Exercise objective: Reproduce every entry that follows word for word, but omit the images.

Given data:
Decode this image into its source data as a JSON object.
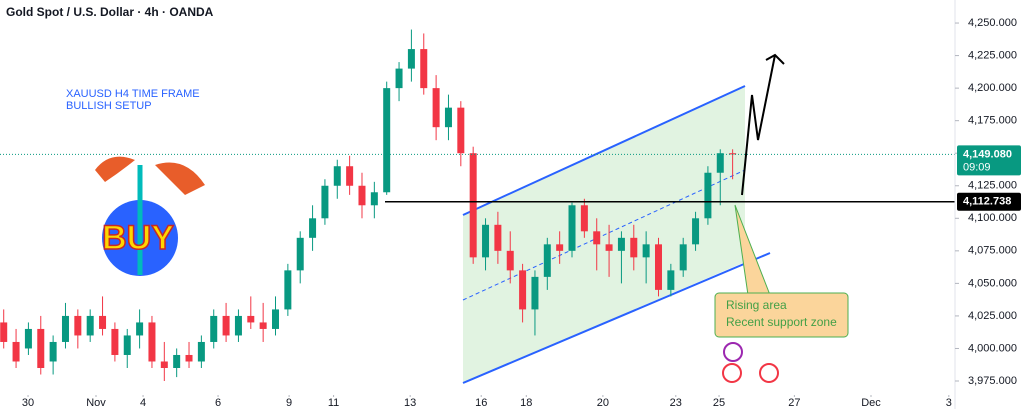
{
  "chart_data": {
    "type": "candlestick",
    "title": "Gold Spot / U.S. Dollar · 4h · OANDA",
    "up_color": "#089981",
    "down_color": "#f23645",
    "x": [
      0,
      1,
      2,
      3,
      4,
      5,
      6,
      7,
      8,
      9,
      10,
      11,
      12,
      13,
      14,
      15,
      16,
      17,
      18,
      19,
      20,
      21,
      22,
      23,
      24,
      25,
      26,
      27,
      28,
      29,
      30,
      31,
      32,
      33,
      34,
      35,
      36,
      37,
      38,
      39,
      40,
      41,
      42,
      43,
      44,
      45,
      46,
      47,
      48,
      49,
      50,
      51,
      52,
      53,
      54,
      55,
      56,
      57,
      58,
      59
    ],
    "open": [
      4020,
      4005,
      4000,
      4015,
      3990,
      4005,
      4025,
      4010,
      4025,
      4015,
      3995,
      4010,
      4020,
      3990,
      3985,
      3995,
      3990,
      4005,
      4025,
      4010,
      4025,
      4020,
      4015,
      4030,
      4060,
      4085,
      4100,
      4125,
      4140,
      4125,
      4110,
      4120,
      4200,
      4215,
      4230,
      4200,
      4170,
      4185,
      4150,
      4070,
      4095,
      4075,
      4060,
      4030,
      4055,
      4080,
      4075,
      4110,
      4090,
      4080,
      4075,
      4085,
      4070,
      4080,
      4045,
      4060,
      4080,
      4100,
      4135,
      4150
    ],
    "high": [
      4030,
      4015,
      4020,
      4025,
      4010,
      4035,
      4030,
      4030,
      4040,
      4020,
      4015,
      4030,
      4025,
      4005,
      4000,
      4005,
      4010,
      4030,
      4035,
      4030,
      4040,
      4035,
      4040,
      4065,
      4090,
      4110,
      4130,
      4145,
      4148,
      4135,
      4128,
      4205,
      4220,
      4245,
      4242,
      4210,
      4195,
      4190,
      4155,
      4100,
      4105,
      4090,
      4065,
      4060,
      4085,
      4090,
      4112,
      4115,
      4100,
      4095,
      4090,
      4095,
      4090,
      4085,
      4065,
      4085,
      4105,
      4140,
      4153,
      4153
    ],
    "low": [
      4000,
      3985,
      3995,
      3980,
      3980,
      4000,
      4000,
      4005,
      4010,
      3990,
      3985,
      4000,
      3985,
      3975,
      3978,
      3985,
      3985,
      4000,
      4005,
      4005,
      4015,
      4005,
      4010,
      4025,
      4050,
      4075,
      4095,
      4115,
      4118,
      4100,
      4100,
      4118,
      4190,
      4205,
      4195,
      4160,
      4160,
      4140,
      4065,
      4060,
      4065,
      4050,
      4020,
      4010,
      4045,
      4065,
      4070,
      4085,
      4060,
      4055,
      4050,
      4060,
      4050,
      4040,
      4040,
      4055,
      4075,
      4095,
      4110,
      4130
    ],
    "close": [
      4005,
      3990,
      4015,
      3985,
      4005,
      4025,
      4010,
      4025,
      4015,
      3995,
      4010,
      4020,
      3990,
      3985,
      3995,
      3990,
      4005,
      4025,
      4010,
      4025,
      4020,
      4015,
      4030,
      4060,
      4085,
      4100,
      4125,
      4140,
      4125,
      4110,
      4120,
      4200,
      4215,
      4230,
      4200,
      4170,
      4185,
      4150,
      4070,
      4095,
      4075,
      4060,
      4030,
      4055,
      4080,
      4075,
      4110,
      4090,
      4080,
      4075,
      4085,
      4070,
      4080,
      4045,
      4060,
      4080,
      4100,
      4135,
      4150,
      4149.08
    ],
    "xlim": [
      -0.3,
      77
    ],
    "xticks": [
      {
        "value": 1.97,
        "label": "30"
      },
      {
        "value": 7.47,
        "label": "Nov"
      },
      {
        "value": 11.28,
        "label": "4"
      },
      {
        "value": 17.35,
        "label": "6"
      },
      {
        "value": 23.1,
        "label": "9"
      },
      {
        "value": 26.7,
        "label": "11"
      },
      {
        "value": 32.9,
        "label": "13"
      },
      {
        "value": 38.65,
        "label": "16"
      },
      {
        "value": 42.3,
        "label": "18"
      },
      {
        "value": 48.5,
        "label": "20"
      },
      {
        "value": 54.4,
        "label": "23"
      },
      {
        "value": 57.9,
        "label": "25"
      },
      {
        "value": 64,
        "label": "27"
      },
      {
        "value": 70.2,
        "label": "Dec"
      },
      {
        "value": 76.5,
        "label": "3"
      }
    ],
    "ylim": [
      3953.5,
      4267.7
    ],
    "yticks": [
      {
        "value": 3975,
        "label": "3,975.000"
      },
      {
        "value": 4000,
        "label": "4,000.000"
      },
      {
        "value": 4025,
        "label": "4,025.000"
      },
      {
        "value": 4050,
        "label": "4,050.000"
      },
      {
        "value": 4075,
        "label": "4,075.000"
      },
      {
        "value": 4100,
        "label": "4,100.000"
      },
      {
        "value": 4125,
        "label": "4,125.000"
      },
      {
        "value": 4150,
        "label": "4,150.000"
      },
      {
        "value": 4175,
        "label": "4,175.000"
      },
      {
        "value": 4200,
        "label": "4,200.000"
      },
      {
        "value": 4225,
        "label": "4,225.000"
      },
      {
        "value": 4250,
        "label": "4,250.000"
      }
    ],
    "last_price": {
      "value": 4149.08,
      "label": "4,149.080",
      "countdown": "09:09",
      "color": "#089981"
    },
    "support_line": {
      "value": 4112.738,
      "label": "4,112.738",
      "color": "#000000"
    },
    "annotations": {
      "setup": [
        "XAUUSD H4 TIME FRAME",
        "BULLISH SETUP"
      ],
      "logo": "BUY",
      "callout": [
        "Rising area",
        "Recent support zone"
      ]
    }
  }
}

Task solution:
Decode this image into its source data as a JSON object.
{
  "chart_data": {
    "type": "candlestick",
    "title": "Gold Spot / U.S. Dollar · 4h · OANDA",
    "up_color": "#089981",
    "down_color": "#f23645",
    "x": [
      0,
      1,
      2,
      3,
      4,
      5,
      6,
      7,
      8,
      9,
      10,
      11,
      12,
      13,
      14,
      15,
      16,
      17,
      18,
      19,
      20,
      21,
      22,
      23,
      24,
      25,
      26,
      27,
      28,
      29,
      30,
      31,
      32,
      33,
      34,
      35,
      36,
      37,
      38,
      39,
      40,
      41,
      42,
      43,
      44,
      45,
      46,
      47,
      48,
      49,
      50,
      51,
      52,
      53,
      54,
      55,
      56,
      57,
      58,
      59
    ],
    "open": [
      4020,
      4005,
      4000,
      4015,
      3990,
      4005,
      4025,
      4010,
      4025,
      4015,
      3995,
      4010,
      4020,
      3990,
      3985,
      3995,
      3990,
      4005,
      4025,
      4010,
      4025,
      4020,
      4015,
      4030,
      4060,
      4085,
      4100,
      4125,
      4140,
      4125,
      4110,
      4120,
      4200,
      4215,
      4230,
      4200,
      4170,
      4185,
      4150,
      4070,
      4095,
      4075,
      4060,
      4030,
      4055,
      4080,
      4075,
      4110,
      4090,
      4080,
      4075,
      4085,
      4070,
      4080,
      4045,
      4060,
      4080,
      4100,
      4135,
      4150
    ],
    "high": [
      4030,
      4015,
      4020,
      4025,
      4010,
      4035,
      4030,
      4030,
      4040,
      4020,
      4015,
      4030,
      4025,
      4005,
      4000,
      4005,
      4010,
      4030,
      4035,
      4030,
      4040,
      4035,
      4040,
      4065,
      4090,
      4110,
      4130,
      4145,
      4148,
      4135,
      4128,
      4205,
      4220,
      4245,
      4242,
      4210,
      4195,
      4190,
      4155,
      4100,
      4105,
      4090,
      4065,
      4060,
      4085,
      4090,
      4112,
      4115,
      4100,
      4095,
      4090,
      4095,
      4090,
      4085,
      4065,
      4085,
      4105,
      4140,
      4153,
      4153
    ],
    "low": [
      4000,
      3985,
      3995,
      3980,
      3980,
      4000,
      4000,
      4005,
      4010,
      3990,
      3985,
      4000,
      3985,
      3975,
      3978,
      3985,
      3985,
      4000,
      4005,
      4005,
      4015,
      4005,
      4010,
      4025,
      4050,
      4075,
      4095,
      4115,
      4118,
      4100,
      4100,
      4118,
      4190,
      4205,
      4195,
      4160,
      4160,
      4140,
      4065,
      4060,
      4065,
      4050,
      4020,
      4010,
      4045,
      4065,
      4070,
      4085,
      4060,
      4055,
      4050,
      4060,
      4050,
      4040,
      4040,
      4055,
      4075,
      4095,
      4110,
      4130
    ],
    "close": [
      4005,
      3990,
      4015,
      3985,
      4005,
      4025,
      4010,
      4025,
      4015,
      3995,
      4010,
      4020,
      3990,
      3985,
      3995,
      3990,
      4005,
      4025,
      4010,
      4025,
      4020,
      4015,
      4030,
      4060,
      4085,
      4100,
      4125,
      4140,
      4125,
      4110,
      4120,
      4200,
      4215,
      4230,
      4200,
      4170,
      4185,
      4150,
      4070,
      4095,
      4075,
      4060,
      4030,
      4055,
      4080,
      4075,
      4110,
      4090,
      4080,
      4075,
      4085,
      4070,
      4080,
      4045,
      4060,
      4080,
      4100,
      4135,
      4150,
      4149.08
    ],
    "xlim": [
      -0.3,
      77
    ],
    "xticks": [
      {
        "value": 1.97,
        "label": "30"
      },
      {
        "value": 7.47,
        "label": "Nov"
      },
      {
        "value": 11.28,
        "label": "4"
      },
      {
        "value": 17.35,
        "label": "6"
      },
      {
        "value": 23.1,
        "label": "9"
      },
      {
        "value": 26.7,
        "label": "11"
      },
      {
        "value": 32.9,
        "label": "13"
      },
      {
        "value": 38.65,
        "label": "16"
      },
      {
        "value": 42.3,
        "label": "18"
      },
      {
        "value": 48.5,
        "label": "20"
      },
      {
        "value": 54.4,
        "label": "23"
      },
      {
        "value": 57.9,
        "label": "25"
      },
      {
        "value": 64,
        "label": "27"
      },
      {
        "value": 70.2,
        "label": "Dec"
      },
      {
        "value": 76.5,
        "label": "3"
      }
    ],
    "ylim": [
      3953.5,
      4267.7
    ],
    "yticks": [
      {
        "value": 3975,
        "label": "3,975.000"
      },
      {
        "value": 4000,
        "label": "4,000.000"
      },
      {
        "value": 4025,
        "label": "4,025.000"
      },
      {
        "value": 4050,
        "label": "4,050.000"
      },
      {
        "value": 4075,
        "label": "4,075.000"
      },
      {
        "value": 4100,
        "label": "4,100.000"
      },
      {
        "value": 4125,
        "label": "4,125.000"
      },
      {
        "value": 4150,
        "label": "4,150.000"
      },
      {
        "value": 4175,
        "label": "4,175.000"
      },
      {
        "value": 4200,
        "label": "4,200.000"
      },
      {
        "value": 4225,
        "label": "4,225.000"
      },
      {
        "value": 4250,
        "label": "4,250.000"
      }
    ],
    "last_price": {
      "value": 4149.08,
      "label": "4,149.080",
      "countdown": "09:09",
      "color": "#089981"
    },
    "support_line": {
      "value": 4112.738,
      "label": "4,112.738",
      "color": "#000000"
    },
    "annotations": {
      "setup": [
        "XAUUSD H4 TIME FRAME",
        "BULLISH SETUP"
      ],
      "logo": "BUY",
      "callout": [
        "Rising area",
        "Recent support zone"
      ]
    }
  }
}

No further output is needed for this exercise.